▶

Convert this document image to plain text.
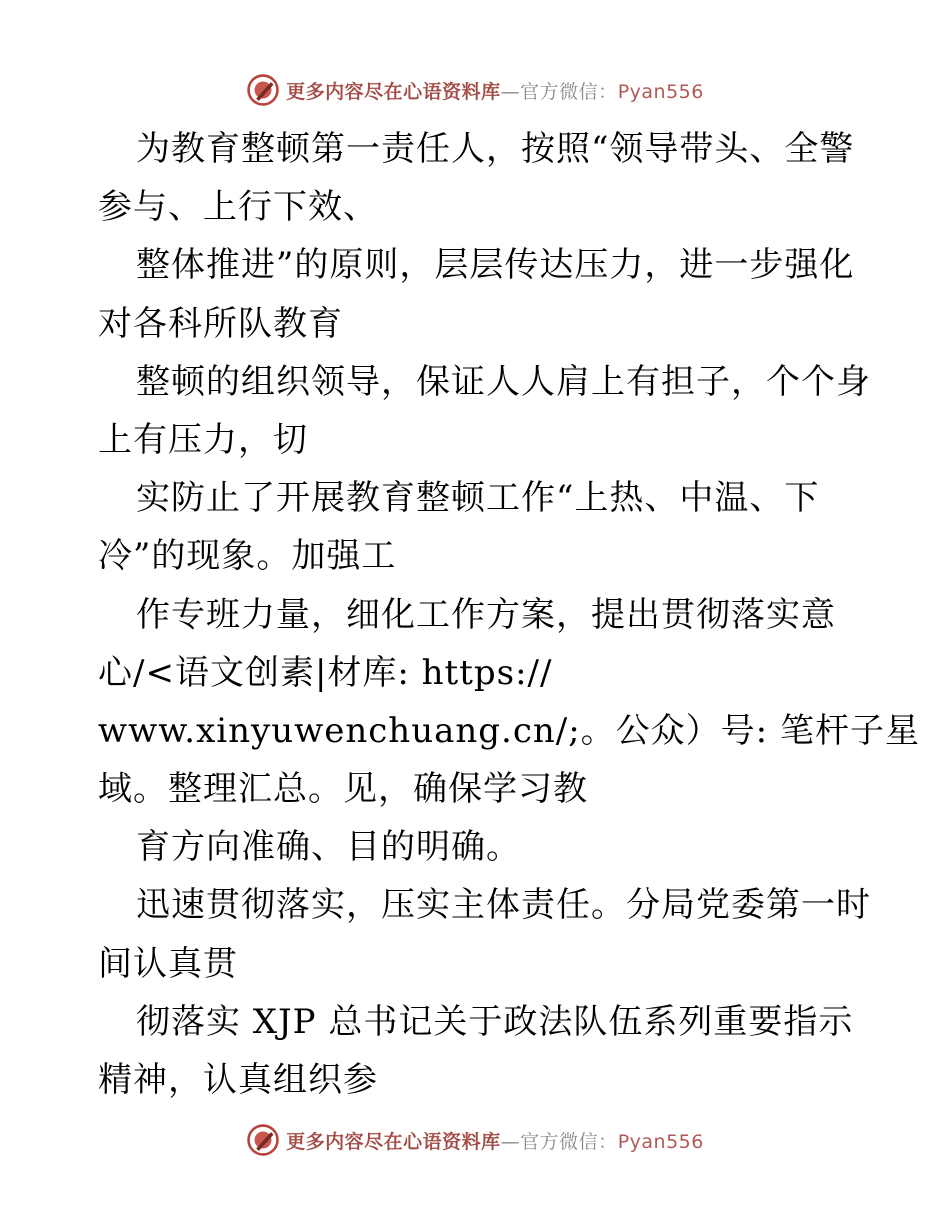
更多内容尽在心语资料库—官方微信：Pyan556
为教育整顿第一责任人，按照“领导带头、全警
参与、上行下效、
整体推进”的原则，层层传达压力，进一步强化
对各科所队教育
整顿的组织领导，保证人人肩上有担子，个个身
上有压力，切
实防止了开展教育整顿工作“上热、中温、下
冷”的现象。加强工
作专班力量，细化工作方案，提出贯彻落实意
心/<语文创素|材库: https://
www.xinyuwenchuang.cn/;。公众）号: 笔杆子星
域。整理汇总。见，确保学习教
育方向准确、目的明确。
迅速贯彻落实，压实主体责任。分局党委第一时
间认真贯
彻落实 XJP 总书记关于政法队伍系列重要指示
精神，认真组织参
更多内容尽在心语资料库—官方微信：Pyan556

◀

▸ Required work
Write out each line of the data exactly; the images should be left out.

▸ In response
Convert this document image to plain text.
更多内容尽在心语资料库—官方微信：Pyan556
为教育整顿第一责任人，按照“领导带头、全警
参与、上行下效、
整体推进”的原则，层层传达压力，进一步强化
对各科所队教育
整顿的组织领导，保证人人肩上有担子，个个身
上有压力，切
实防止了开展教育整顿工作“上热、中温、下
冷”的现象。加强工
作专班力量，细化工作方案，提出贯彻落实意
心/<语文创素|材库: https://
www.xinyuwenchuang.cn/;。公众）号: 笔杆子星
域。整理汇总。见，确保学习教
育方向准确、目的明确。
迅速贯彻落实，压实主体责任。分局党委第一时
间认真贯
彻落实 XJP 总书记关于政法队伍系列重要指示
精神，认真组织参
更多内容尽在心语资料库—官方微信：Pyan556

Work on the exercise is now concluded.